Short exercise -> Reproduce every entry exactly as shown.

........

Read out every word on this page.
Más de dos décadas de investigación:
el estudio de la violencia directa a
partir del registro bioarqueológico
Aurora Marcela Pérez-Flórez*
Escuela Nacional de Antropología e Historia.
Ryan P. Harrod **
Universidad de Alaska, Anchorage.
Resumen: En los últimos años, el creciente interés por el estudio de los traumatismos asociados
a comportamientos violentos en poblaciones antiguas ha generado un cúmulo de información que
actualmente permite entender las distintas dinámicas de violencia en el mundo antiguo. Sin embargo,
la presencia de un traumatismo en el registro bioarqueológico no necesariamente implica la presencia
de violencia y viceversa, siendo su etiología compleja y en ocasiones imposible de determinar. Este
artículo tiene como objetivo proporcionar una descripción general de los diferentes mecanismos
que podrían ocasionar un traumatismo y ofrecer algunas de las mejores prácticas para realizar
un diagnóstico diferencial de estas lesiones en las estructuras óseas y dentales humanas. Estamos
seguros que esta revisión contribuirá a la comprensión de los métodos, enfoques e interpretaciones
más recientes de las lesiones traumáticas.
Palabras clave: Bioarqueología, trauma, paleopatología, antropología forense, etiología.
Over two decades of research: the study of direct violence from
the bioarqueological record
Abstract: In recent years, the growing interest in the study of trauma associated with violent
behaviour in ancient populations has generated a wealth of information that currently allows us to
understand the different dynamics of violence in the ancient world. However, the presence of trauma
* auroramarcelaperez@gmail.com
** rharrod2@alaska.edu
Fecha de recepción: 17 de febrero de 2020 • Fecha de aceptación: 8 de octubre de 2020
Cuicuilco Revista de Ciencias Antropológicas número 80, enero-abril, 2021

........

Exercise result ->
Read out every word on this page.
Más de dos décadas de investigación:
el estudio de la violencia directa a
partir del registro bioarqueológico
Aurora Marcela Pérez-Flórez*
Escuela Nacional de Antropología e Historia.
Ryan P. Harrod **
Universidad de Alaska, Anchorage.
Resumen: En los últimos años, el creciente interés por el estudio de los traumatismos asociados
a comportamientos violentos en poblaciones antiguas ha generado un cúmulo de información que
actualmente permite entender las distintas dinámicas de violencia en el mundo antiguo. Sin embargo,
la presencia de un traumatismo en el registro bioarqueológico no necesariamente implica la presencia
de violencia y viceversa, siendo su etiología compleja y en ocasiones imposible de determinar. Este
artículo tiene como objetivo proporcionar una descripción general de los diferentes mecanismos
que podrían ocasionar un traumatismo y ofrecer algunas de las mejores prácticas para realizar
un diagnóstico diferencial de estas lesiones en las estructuras óseas y dentales humanas. Estamos
seguros que esta revisión contribuirá a la comprensión de los métodos, enfoques e interpretaciones
más recientes de las lesiones traumáticas.
Palabras clave: Bioarqueología, trauma, paleopatología, antropología forense, etiología.
Over two decades of research: the study of direct violence from
the bioarqueological record
Abstract: In recent years, the growing interest in the study of trauma associated with violent
behaviour in ancient populations has generated a wealth of information that currently allows us to
understand the different dynamics of violence in the ancient world. However, the presence of trauma
* auroramarcelaperez@gmail.com
** rharrod2@alaska.edu
Fecha de recepción: 17 de febrero de 2020 • Fecha de aceptación: 8 de octubre de 2020
Cuicuilco Revista de Ciencias Antropológicas número 80, enero-abril, 2021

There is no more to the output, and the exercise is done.